**Material shown:**
——————

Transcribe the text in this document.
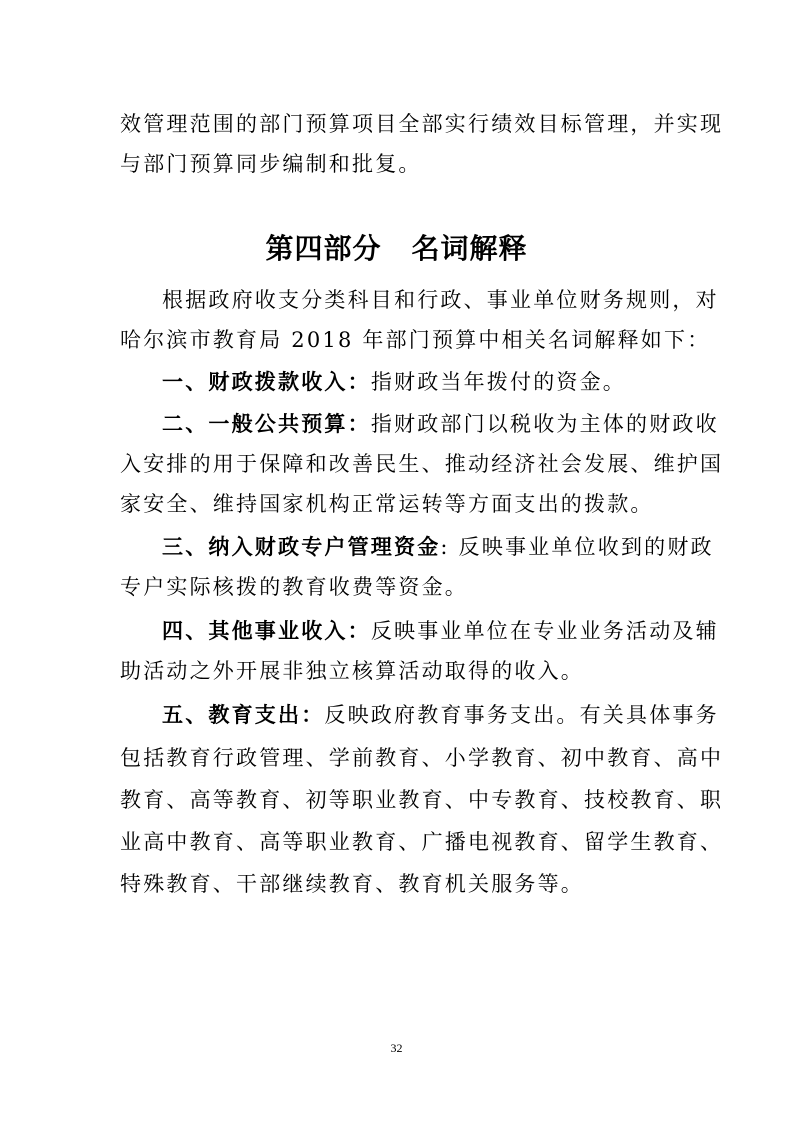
效管理范围的部门预算项目全部实行绩效目标管理，并实现
与部门预算同步编制和批复。
第四部分 名词解释
根据政府收支分类科目和行政、事业单位财务规则，对
哈尔滨市教育局 2018 年部门预算中相关名词解释如下：
一、财政拨款收入：指财政当年拨付的资金。
二、一般公共预算：指财政部门以税收为主体的财政收
入安排的用于保障和改善民生、推动经济社会发展、维护国
家安全、维持国家机构正常运转等方面支出的拨款。
三、纳入财政专户管理资金: 反映事业单位收到的财政
专户实际核拨的教育收费等资金。
四、其他事业收入：反映事业单位在专业业务活动及辅
助活动之外开展非独立核算活动取得的收入。
五、教育支出：反映政府教育事务支出。有关具体事务
包括教育行政管理、学前教育、小学教育、初中教育、高中
教育、高等教育、初等职业教育、中专教育、技校教育、职
业高中教育、高等职业教育、广播电视教育、留学生教育、
特殊教育、干部继续教育、教育机关服务等。
32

——————

**Work to complete:** Restate the whole of the material word for word without the pictures.

**Output of the exercise:**
Transcribe the text in this document.
效管理范围的部门预算项目全部实行绩效目标管理，并实现
与部门预算同步编制和批复。
第四部分 名词解释
根据政府收支分类科目和行政、事业单位财务规则，对
哈尔滨市教育局 2018 年部门预算中相关名词解释如下：
一、财政拨款收入：指财政当年拨付的资金。
二、一般公共预算：指财政部门以税收为主体的财政收
入安排的用于保障和改善民生、推动经济社会发展、维护国
家安全、维持国家机构正常运转等方面支出的拨款。
三、纳入财政专户管理资金: 反映事业单位收到的财政
专户实际核拨的教育收费等资金。
四、其他事业收入：反映事业单位在专业业务活动及辅
助活动之外开展非独立核算活动取得的收入。
五、教育支出：反映政府教育事务支出。有关具体事务
包括教育行政管理、学前教育、小学教育、初中教育、高中
教育、高等教育、初等职业教育、中专教育、技校教育、职
业高中教育、高等职业教育、广播电视教育、留学生教育、
特殊教育、干部继续教育、教育机关服务等。
32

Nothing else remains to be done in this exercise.